— Records —
---------------

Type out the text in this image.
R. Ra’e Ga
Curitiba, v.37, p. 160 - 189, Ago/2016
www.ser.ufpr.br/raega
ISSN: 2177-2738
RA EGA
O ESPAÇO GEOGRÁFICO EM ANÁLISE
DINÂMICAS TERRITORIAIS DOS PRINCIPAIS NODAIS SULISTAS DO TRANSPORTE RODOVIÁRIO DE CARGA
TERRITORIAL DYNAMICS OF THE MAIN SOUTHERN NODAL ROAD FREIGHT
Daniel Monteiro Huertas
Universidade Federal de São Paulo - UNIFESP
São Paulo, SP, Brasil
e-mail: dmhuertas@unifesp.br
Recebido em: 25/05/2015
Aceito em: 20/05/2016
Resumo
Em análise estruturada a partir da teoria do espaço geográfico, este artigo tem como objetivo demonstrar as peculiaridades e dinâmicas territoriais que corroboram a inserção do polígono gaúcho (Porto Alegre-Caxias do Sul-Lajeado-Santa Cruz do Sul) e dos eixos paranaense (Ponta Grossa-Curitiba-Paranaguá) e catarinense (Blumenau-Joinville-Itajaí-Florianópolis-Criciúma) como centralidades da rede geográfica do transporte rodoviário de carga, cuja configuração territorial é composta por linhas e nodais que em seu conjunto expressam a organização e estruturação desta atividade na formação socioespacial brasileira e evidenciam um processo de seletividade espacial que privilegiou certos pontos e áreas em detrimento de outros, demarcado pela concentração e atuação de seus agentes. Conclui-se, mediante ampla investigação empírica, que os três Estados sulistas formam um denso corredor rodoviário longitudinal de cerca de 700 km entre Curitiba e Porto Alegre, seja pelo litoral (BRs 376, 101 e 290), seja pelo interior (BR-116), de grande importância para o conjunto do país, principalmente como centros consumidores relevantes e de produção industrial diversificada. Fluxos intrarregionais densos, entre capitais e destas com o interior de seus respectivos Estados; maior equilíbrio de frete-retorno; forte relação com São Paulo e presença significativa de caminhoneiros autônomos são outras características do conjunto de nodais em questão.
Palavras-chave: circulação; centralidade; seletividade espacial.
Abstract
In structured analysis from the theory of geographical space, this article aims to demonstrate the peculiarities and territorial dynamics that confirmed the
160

---------------

— Work to complete —
Restate the listing in full, word for word.

— Task solution —
Type out the text in this image.
R. Ra’e Ga
Curitiba, v.37, p. 160 - 189, Ago/2016
www.ser.ufpr.br/raega
ISSN: 2177-2738
RA EGA
O ESPAÇO GEOGRÁFICO EM ANÁLISE
DINÂMICAS TERRITORIAIS DOS PRINCIPAIS NODAIS SULISTAS DO TRANSPORTE RODOVIÁRIO DE CARGA
TERRITORIAL DYNAMICS OF THE MAIN SOUTHERN NODAL ROAD FREIGHT
Daniel Monteiro Huertas
Universidade Federal de São Paulo - UNIFESP
São Paulo, SP, Brasil
e-mail: dmhuertas@unifesp.br
Recebido em: 25/05/2015
Aceito em: 20/05/2016
Resumo
Em análise estruturada a partir da teoria do espaço geográfico, este artigo tem como objetivo demonstrar as peculiaridades e dinâmicas territoriais que corroboram a inserção do polígono gaúcho (Porto Alegre-Caxias do Sul-Lajeado-Santa Cruz do Sul) e dos eixos paranaense (Ponta Grossa-Curitiba-Paranaguá) e catarinense (Blumenau-Joinville-Itajaí-Florianópolis-Criciúma) como centralidades da rede geográfica do transporte rodoviário de carga, cuja configuração territorial é composta por linhas e nodais que em seu conjunto expressam a organização e estruturação desta atividade na formação socioespacial brasileira e evidenciam um processo de seletividade espacial que privilegiou certos pontos e áreas em detrimento de outros, demarcado pela concentração e atuação de seus agentes. Conclui-se, mediante ampla investigação empírica, que os três Estados sulistas formam um denso corredor rodoviário longitudinal de cerca de 700 km entre Curitiba e Porto Alegre, seja pelo litoral (BRs 376, 101 e 290), seja pelo interior (BR-116), de grande importância para o conjunto do país, principalmente como centros consumidores relevantes e de produção industrial diversificada. Fluxos intrarregionais densos, entre capitais e destas com o interior de seus respectivos Estados; maior equilíbrio de frete-retorno; forte relação com São Paulo e presença significativa de caminhoneiros autônomos são outras características do conjunto de nodais em questão.
Palavras-chave: circulação; centralidade; seletividade espacial.
Abstract
In structured analysis from the theory of geographical space, this article aims to demonstrate the peculiarities and territorial dynamics that confirmed the
160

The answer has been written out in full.